● GIVEN EXERCISE
Below are the records; copy each line in them that holds the word "trajectory".

== ENTRIES PROVIDED

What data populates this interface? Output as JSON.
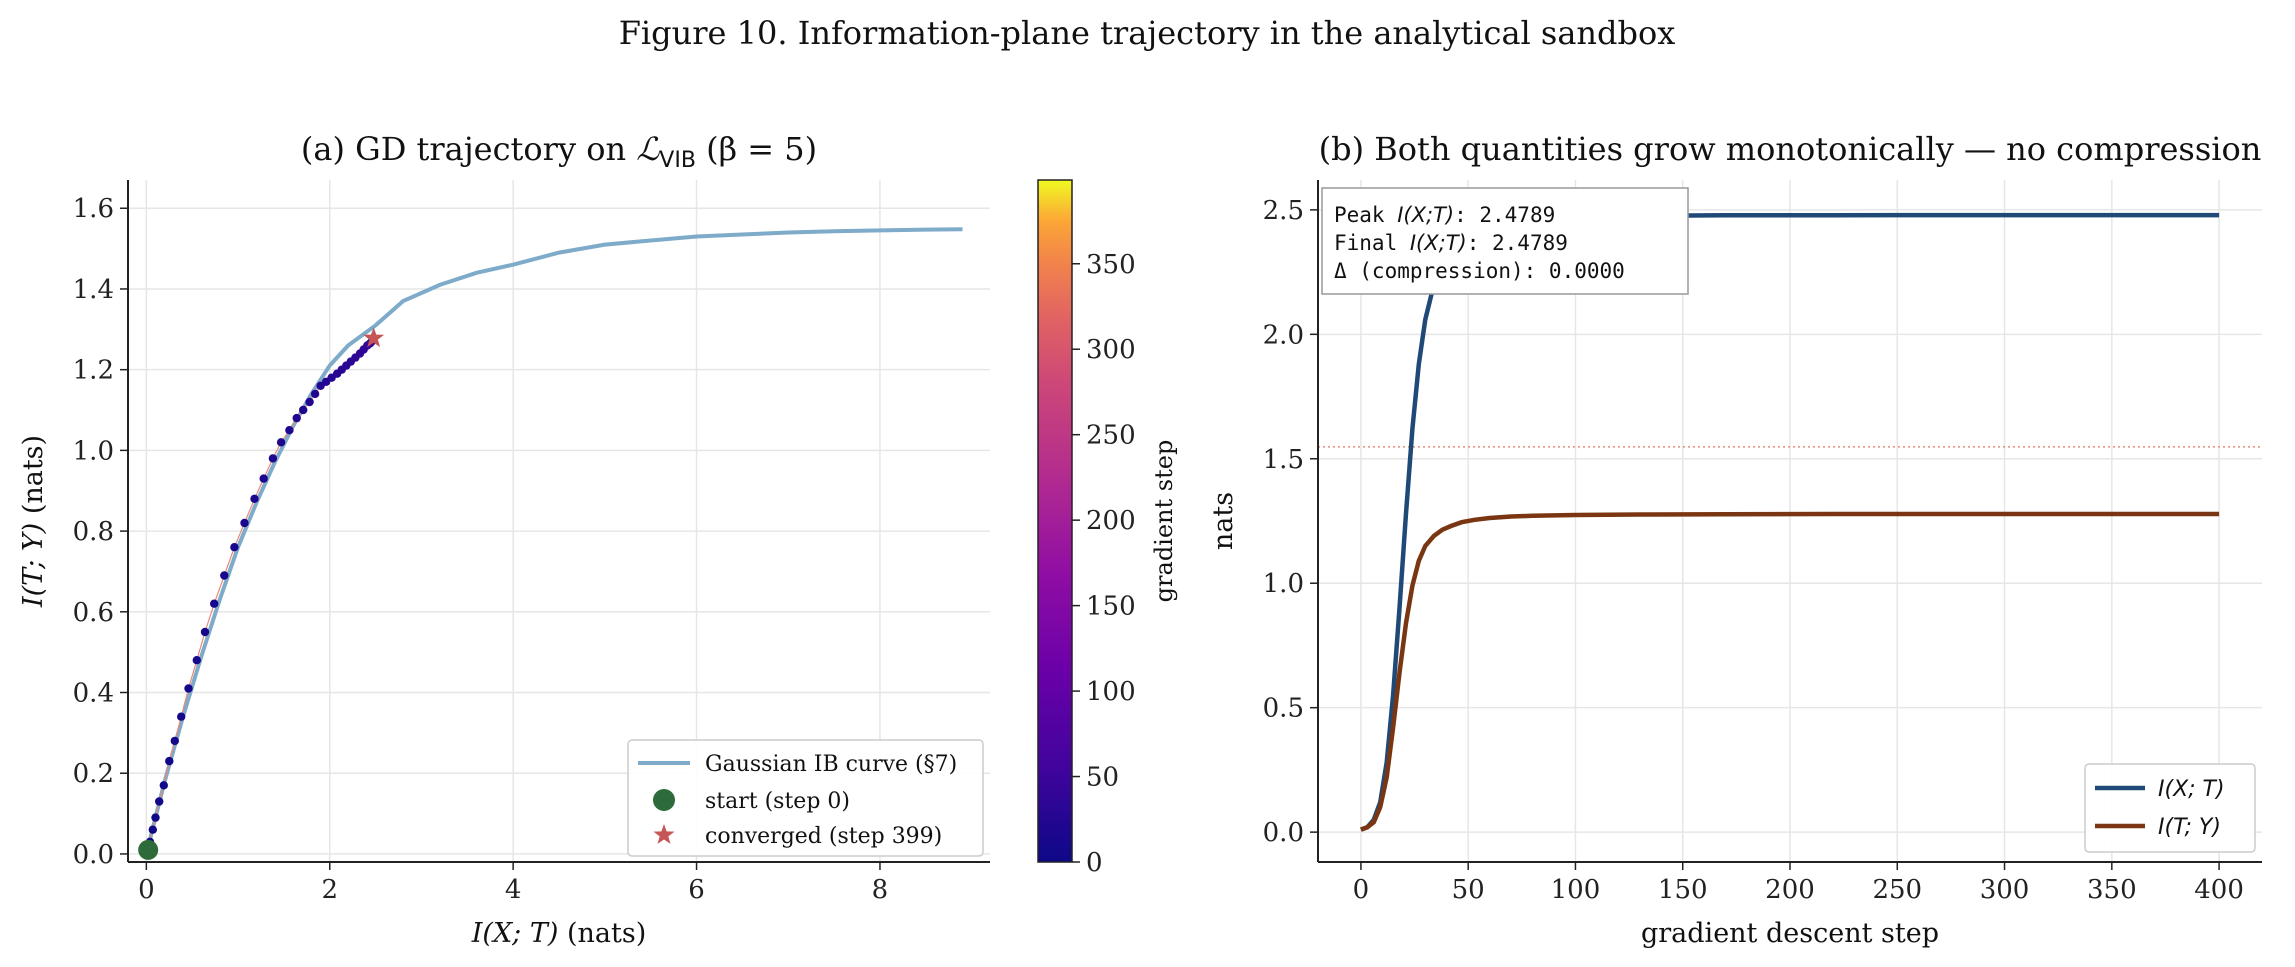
{
  "figure_title": "Figure 10. Information-plane trajectory in the analytical sandbox",
  "colors": {
    "ib_curve": "#7eabc9",
    "start": "#2e6b3a",
    "converged": "#c65555",
    "ixt": "#1f4a78",
    "ity": "#7a3612",
    "ref_line": "#e88a7a",
    "grid": "#e6e6e6",
    "colormap": "plasma"
  },
  "chart_data": [
    {
      "type": "scatter",
      "title_prefix": "(a) GD trajectory on ",
      "title_L": "ℒ",
      "title_sub": "VIB",
      "title_suffix": "  (β = 5)",
      "xlabel_var": "I(X; T)",
      "xlabel_unit": "  (nats)",
      "ylabel_var": "I(T; Y)",
      "ylabel_unit": "  (nats)",
      "xlim": [
        -0.2,
        9.2
      ],
      "ylim": [
        -0.02,
        1.67
      ],
      "xticks": [
        0,
        2,
        4,
        6,
        8
      ],
      "yticks": [
        0.0,
        0.2,
        0.4,
        0.6,
        0.8,
        1.0,
        1.2,
        1.4,
        1.6
      ],
      "grid": true,
      "legend_position": "lower right",
      "legend": [
        "Gaussian IB curve (§7)",
        "start  (step 0)",
        "converged  (step 399)"
      ],
      "colorbar": {
        "label": "gradient step",
        "ticks": [
          0,
          50,
          100,
          150,
          200,
          250,
          300,
          350
        ],
        "range": [
          0,
          399
        ]
      },
      "ib_curve": {
        "x": [
          0.0,
          0.2,
          0.4,
          0.6,
          0.8,
          1.0,
          1.2,
          1.4,
          1.6,
          1.8,
          2.0,
          2.2,
          2.5,
          2.8,
          3.2,
          3.6,
          4.0,
          4.5,
          5.0,
          5.5,
          6.0,
          6.5,
          7.0,
          7.5,
          8.0,
          8.5,
          8.9
        ],
        "y": [
          0.0,
          0.18,
          0.34,
          0.49,
          0.63,
          0.76,
          0.87,
          0.97,
          1.06,
          1.14,
          1.21,
          1.26,
          1.31,
          1.37,
          1.41,
          1.44,
          1.46,
          1.49,
          1.51,
          1.52,
          1.53,
          1.535,
          1.54,
          1.543,
          1.545,
          1.547,
          1.548
        ]
      },
      "trajectory": {
        "x": [
          0.02,
          0.04,
          0.07,
          0.1,
          0.14,
          0.19,
          0.25,
          0.31,
          0.38,
          0.46,
          0.55,
          0.64,
          0.74,
          0.85,
          0.96,
          1.07,
          1.18,
          1.28,
          1.38,
          1.47,
          1.56,
          1.64,
          1.71,
          1.78,
          1.84,
          1.9,
          1.96,
          2.02,
          2.08,
          2.13,
          2.18,
          2.23,
          2.28,
          2.33,
          2.37,
          2.41,
          2.44,
          2.46,
          2.478
        ],
        "y": [
          0.01,
          0.03,
          0.06,
          0.09,
          0.13,
          0.17,
          0.23,
          0.28,
          0.34,
          0.41,
          0.48,
          0.55,
          0.62,
          0.69,
          0.76,
          0.82,
          0.88,
          0.93,
          0.98,
          1.02,
          1.05,
          1.08,
          1.1,
          1.12,
          1.14,
          1.16,
          1.17,
          1.18,
          1.19,
          1.2,
          1.21,
          1.22,
          1.23,
          1.24,
          1.25,
          1.26,
          1.265,
          1.27,
          1.278
        ],
        "step": [
          0,
          1,
          2,
          3,
          4,
          5,
          6,
          7,
          8,
          9,
          10,
          11,
          12,
          13,
          14,
          15,
          16,
          17,
          18,
          19,
          20,
          21,
          22,
          23,
          24,
          25,
          26,
          27,
          28,
          29,
          30,
          32,
          34,
          36,
          38,
          40,
          42,
          44,
          46
        ]
      },
      "start": {
        "x": 0.02,
        "y": 0.01
      },
      "converged": {
        "x": 2.4789,
        "y": 1.278
      }
    },
    {
      "type": "line",
      "title": "(b) Both quantities grow monotonically — no compression",
      "xlabel": "gradient descent step",
      "ylabel": "nats",
      "xlim": [
        -20,
        420
      ],
      "ylim": [
        -0.12,
        2.62
      ],
      "xticks": [
        0,
        50,
        100,
        150,
        200,
        250,
        300,
        350,
        400
      ],
      "yticks": [
        0.0,
        0.5,
        1.0,
        1.5,
        2.0,
        2.5
      ],
      "grid": true,
      "legend_position": "lower right",
      "reference_line_y": 1.548,
      "series": [
        {
          "name": "I(X; T)",
          "x": [
            0,
            3,
            6,
            9,
            12,
            15,
            18,
            21,
            24,
            27,
            30,
            34,
            38,
            42,
            47,
            53,
            60,
            70,
            80,
            100,
            130,
            170,
            220,
            280,
            340,
            400
          ],
          "y": [
            0.01,
            0.02,
            0.05,
            0.12,
            0.28,
            0.55,
            0.9,
            1.28,
            1.62,
            1.88,
            2.06,
            2.2,
            2.29,
            2.35,
            2.39,
            2.42,
            2.44,
            2.455,
            2.465,
            2.472,
            2.476,
            2.478,
            2.4785,
            2.4789,
            2.4789,
            2.4789
          ]
        },
        {
          "name": "I(T; Y)",
          "x": [
            0,
            3,
            6,
            9,
            12,
            15,
            18,
            21,
            24,
            27,
            30,
            34,
            38,
            42,
            47,
            53,
            60,
            70,
            80,
            100,
            130,
            170,
            220,
            280,
            340,
            400
          ],
          "y": [
            0.01,
            0.02,
            0.04,
            0.1,
            0.22,
            0.42,
            0.64,
            0.84,
            0.99,
            1.09,
            1.15,
            1.19,
            1.215,
            1.23,
            1.245,
            1.255,
            1.262,
            1.268,
            1.271,
            1.274,
            1.276,
            1.277,
            1.278,
            1.278,
            1.278,
            1.278
          ]
        }
      ],
      "info_box": [
        {
          "pre": "Peak ",
          "var": "I(X;T)",
          "post": ":  2.4789"
        },
        {
          "pre": "Final ",
          "var": "I(X;T)",
          "post": ": 2.4789"
        },
        {
          "pre": "Δ (compression):  0.0000",
          "var": "",
          "post": ""
        }
      ]
    }
  ]
}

====

● ANSWER BELOW
  "figure_title": "Figure 10. Information-plane trajectory in the analytical sandbox",
      "title_prefix": "(a) GD trajectory on ",
      "trajectory": {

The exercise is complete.